# What is asked
Lines holding the string "title" are the ones to copy; find them all in the data.

# Task material

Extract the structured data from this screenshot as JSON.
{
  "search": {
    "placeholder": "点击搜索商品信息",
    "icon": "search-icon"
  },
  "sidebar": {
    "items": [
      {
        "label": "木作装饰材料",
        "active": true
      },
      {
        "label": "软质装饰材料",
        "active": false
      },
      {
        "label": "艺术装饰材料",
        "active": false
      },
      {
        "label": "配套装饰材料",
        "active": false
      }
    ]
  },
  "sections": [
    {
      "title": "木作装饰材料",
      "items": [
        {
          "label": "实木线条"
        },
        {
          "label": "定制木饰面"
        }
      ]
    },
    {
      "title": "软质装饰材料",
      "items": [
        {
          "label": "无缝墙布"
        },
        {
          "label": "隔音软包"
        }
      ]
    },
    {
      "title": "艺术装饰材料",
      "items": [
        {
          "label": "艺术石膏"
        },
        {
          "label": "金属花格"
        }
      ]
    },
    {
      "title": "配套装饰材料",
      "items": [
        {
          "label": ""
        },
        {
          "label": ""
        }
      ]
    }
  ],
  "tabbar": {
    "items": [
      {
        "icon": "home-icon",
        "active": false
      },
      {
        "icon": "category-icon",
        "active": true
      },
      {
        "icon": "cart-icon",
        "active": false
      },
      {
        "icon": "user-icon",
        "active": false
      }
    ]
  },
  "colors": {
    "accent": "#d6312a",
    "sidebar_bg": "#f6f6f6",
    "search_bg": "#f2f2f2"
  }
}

# Solution to the problem
      "title": "木作装饰材料",
      "title": "软质装饰材料",
      "title": "艺术装饰材料",
      "title": "配套装饰材料",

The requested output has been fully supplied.